* **RECORDS FOR THIS EXERCISE**
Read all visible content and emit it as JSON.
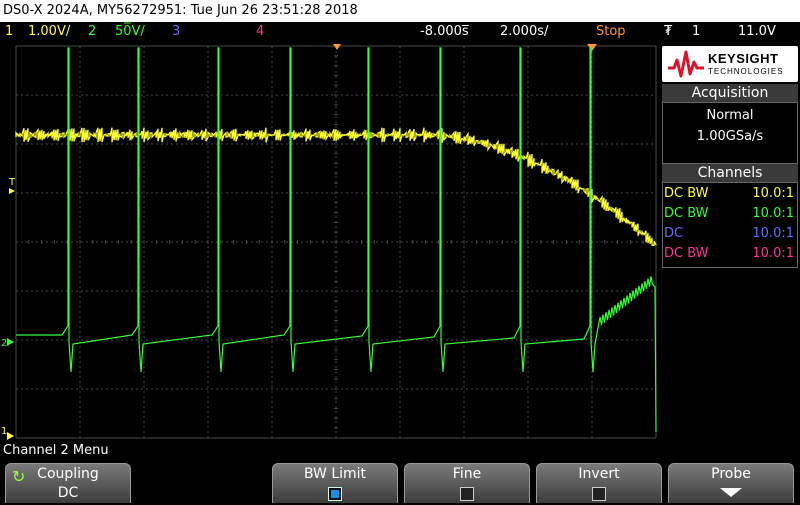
{
  "title_bar": "DS0-X 2024A, MY56272951: Tue Jun 26 23:51:28 2018",
  "status": {
    "ch1_num": "1",
    "ch1_scale": "1.00V/",
    "ch2_num": "2",
    "ch2_scale": "50̅V/",
    "ch3_num": "3",
    "ch4_num": "4",
    "time_offset": "-8.000s̅",
    "time_scale": "2.000s/",
    "run_state": "Stop",
    "trigger_icon": "trigger-edge-icon",
    "trigger_glyph": "₮",
    "trigger_source": "1",
    "trigger_level": "11.0V"
  },
  "colors": {
    "ch1": "#ffff33",
    "ch2": "#33ff33",
    "ch3": "#6b6bff",
    "ch4": "#ff3399",
    "grid": "#555555",
    "run_state": "#ff9933"
  },
  "branding": {
    "name": "KEYSIGHT",
    "sub": "TECHNOLOGIES"
  },
  "acquisition": {
    "header": "Acquisition",
    "mode": "Normal",
    "rate": "1.00GSa/s"
  },
  "channels": {
    "header": "Channels",
    "rows": [
      {
        "coupling": "DC BW",
        "probe": "10.0:1",
        "color": "#ffff33"
      },
      {
        "coupling": "DC BW",
        "probe": "10.0:1",
        "color": "#33ff33"
      },
      {
        "coupling": "DC",
        "probe": "10.0:1",
        "color": "#6b6bff"
      },
      {
        "coupling": "DC BW",
        "probe": "10.0:1",
        "color": "#ff3399"
      }
    ]
  },
  "screen_markers": {
    "ch1_ground": "1",
    "ch2_ground": "2",
    "trigger_marker": "T"
  },
  "menu_title": "Channel 2 Menu",
  "softkeys": [
    {
      "label": "Coupling",
      "value": "DC",
      "icon": "rotary-knob-icon"
    },
    {
      "label": "BW Limit",
      "state": true
    },
    {
      "label": "Fine",
      "state": false
    },
    {
      "label": "Invert",
      "state": false
    },
    {
      "label": "Probe",
      "icon": "chevron-down-icon"
    }
  ]
}
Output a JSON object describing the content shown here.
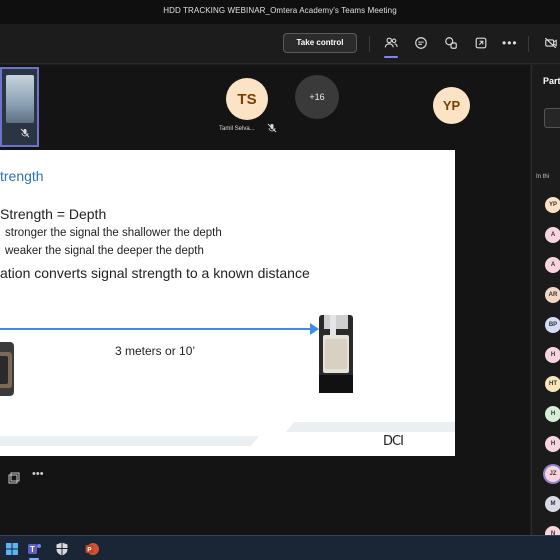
{
  "window": {
    "title": "HDD TRACKING WEBINAR_Omtera Academy's Teams Meeting"
  },
  "toolbar": {
    "take_control_label": "Take control",
    "buttons": [
      {
        "icon": "people-icon",
        "active": true
      },
      {
        "icon": "chat-icon"
      },
      {
        "icon": "react-icon"
      },
      {
        "icon": "share-tray-icon"
      },
      {
        "icon": "more-icon"
      },
      {
        "icon": "camera-off-icon"
      }
    ]
  },
  "participants_strip": [
    {
      "initials": "TS",
      "name": "Tamil Selva...",
      "muted": true
    },
    {
      "initials": "+16"
    },
    {
      "initials": "YP"
    }
  ],
  "slide": {
    "heading": "trength",
    "line1": "Strength = Depth",
    "line2": "stronger the signal the shallower the depth",
    "line3": "weaker the signal the deeper the depth",
    "line4": "ation converts signal strength to a known distance",
    "distance_label": "3 meters or 10’",
    "logo": "DCI"
  },
  "side_panel": {
    "title": "Part",
    "section_label": "In thi",
    "people": [
      {
        "initials": "YP",
        "color": "#fde3c5"
      },
      {
        "initials": "A",
        "color": "#f7d4de"
      },
      {
        "initials": "A",
        "color": "#f7d4de"
      },
      {
        "initials": "AR",
        "color": "#f3d6c4"
      },
      {
        "initials": "BP",
        "color": "#d5dcf7"
      },
      {
        "initials": "H",
        "color": "#f7d4de"
      },
      {
        "initials": "HT",
        "color": "#f7e6b8"
      },
      {
        "initials": "H",
        "color": "#d4eed8"
      },
      {
        "initials": "H",
        "color": "#f7d4de"
      },
      {
        "initials": "JZ",
        "color": "#f7d4de"
      },
      {
        "initials": "M",
        "color": "#d9d9e8"
      },
      {
        "initials": "N",
        "color": "#f7d4de"
      }
    ]
  },
  "taskbar": {
    "apps": [
      {
        "icon": "windows-start-icon"
      },
      {
        "icon": "teams-icon",
        "active": true
      },
      {
        "icon": "defender-icon"
      },
      {
        "icon": "powerpoint-icon"
      }
    ]
  }
}
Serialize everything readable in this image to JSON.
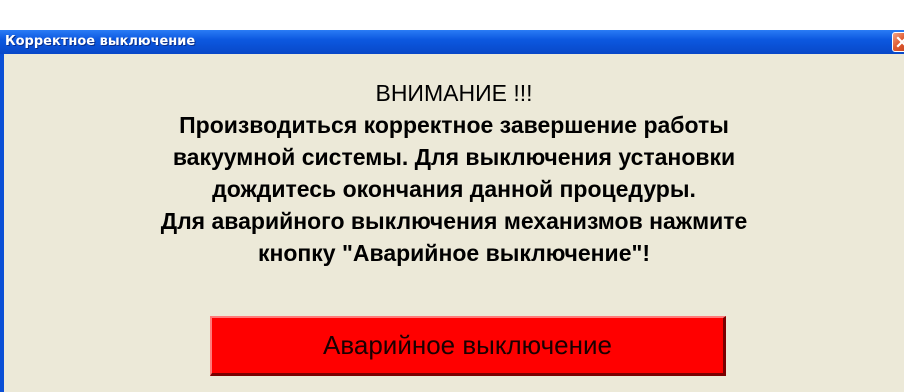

* **AIM**
The listing above must be printed again exactly, minus its pictures.

* **PROBLEM SOLUTION**
Read all visible content and emit it as JSON.
{
  "title_bar": "DS0-X 2024A, MY56272951: Tue Jun 26 23:51:28 2018",
  "status": {
    "ch1_num": "1",
    "ch1_scale": "1.00V/",
    "ch2_num": "2",
    "ch2_scale": "50̅V/",
    "ch3_num": "3",
    "ch4_num": "4",
    "time_offset": "-8.000s̅",
    "time_scale": "2.000s/",
    "run_state": "Stop",
    "trigger_icon": "trigger-edge-icon",
    "trigger_glyph": "₮",
    "trigger_source": "1",
    "trigger_level": "11.0V"
  },
  "colors": {
    "ch1": "#ffff33",
    "ch2": "#33ff33",
    "ch3": "#6b6bff",
    "ch4": "#ff3399",
    "grid": "#555555",
    "run_state": "#ff9933"
  },
  "branding": {
    "name": "KEYSIGHT",
    "sub": "TECHNOLOGIES"
  },
  "acquisition": {
    "header": "Acquisition",
    "mode": "Normal",
    "rate": "1.00GSa/s"
  },
  "channels": {
    "header": "Channels",
    "rows": [
      {
        "coupling": "DC BW",
        "probe": "10.0:1",
        "color": "#ffff33"
      },
      {
        "coupling": "DC BW",
        "probe": "10.0:1",
        "color": "#33ff33"
      },
      {
        "coupling": "DC",
        "probe": "10.0:1",
        "color": "#6b6bff"
      },
      {
        "coupling": "DC BW",
        "probe": "10.0:1",
        "color": "#ff3399"
      }
    ]
  },
  "screen_markers": {
    "ch1_ground": "1",
    "ch2_ground": "2",
    "trigger_marker": "T"
  },
  "menu_title": "Channel 2 Menu",
  "softkeys": [
    {
      "label": "Coupling",
      "value": "DC",
      "icon": "rotary-knob-icon"
    },
    {
      "label": "BW Limit",
      "state": true
    },
    {
      "label": "Fine",
      "state": false
    },
    {
      "label": "Invert",
      "state": false
    },
    {
      "label": "Probe",
      "icon": "chevron-down-icon"
    }
  ]
}
Output a JSON object describing the content shown here.
{
  "window": {
    "title": "HDD TRACKING WEBINAR_Omtera Academy's Teams Meeting"
  },
  "toolbar": {
    "take_control_label": "Take control",
    "buttons": [
      {
        "icon": "people-icon",
        "active": true
      },
      {
        "icon": "chat-icon"
      },
      {
        "icon": "react-icon"
      },
      {
        "icon": "share-tray-icon"
      },
      {
        "icon": "more-icon"
      },
      {
        "icon": "camera-off-icon"
      }
    ]
  },
  "participants_strip": [
    {
      "initials": "TS",
      "name": "Tamil Selva...",
      "muted": true
    },
    {
      "initials": "+16"
    },
    {
      "initials": "YP"
    }
  ],
  "slide": {
    "heading": "trength",
    "line1": "Strength = Depth",
    "line2": "stronger the signal the shallower the depth",
    "line3": "weaker the signal the deeper the depth",
    "line4": "ation converts signal strength to a known distance",
    "distance_label": "3 meters or 10’",
    "logo": "DCI"
  },
  "side_panel": {
    "title": "Part",
    "section_label": "In thi",
    "people": [
      {
        "initials": "YP",
        "color": "#fde3c5"
      },
      {
        "initials": "A",
        "color": "#f7d4de"
      },
      {
        "initials": "A",
        "color": "#f7d4de"
      },
      {
        "initials": "AR",
        "color": "#f3d6c4"
      },
      {
        "initials": "BP",
        "color": "#d5dcf7"
      },
      {
        "initials": "H",
        "color": "#f7d4de"
      },
      {
        "initials": "HT",
        "color": "#f7e6b8"
      },
      {
        "initials": "H",
        "color": "#d4eed8"
      },
      {
        "initials": "H",
        "color": "#f7d4de"
      },
      {
        "initials": "JZ",
        "color": "#f7d4de"
      },
      {
        "initials": "M",
        "color": "#d9d9e8"
      },
      {
        "initials": "N",
        "color": "#f7d4de"
      }
    ]
  },
  "taskbar": {
    "apps": [
      {
        "icon": "windows-start-icon"
      },
      {
        "icon": "teams-icon",
        "active": true
      },
      {
        "icon": "defender-icon"
      },
      {
        "icon": "powerpoint-icon"
      }
    ]
  }
}
Serialize everything readable in this image to JSON.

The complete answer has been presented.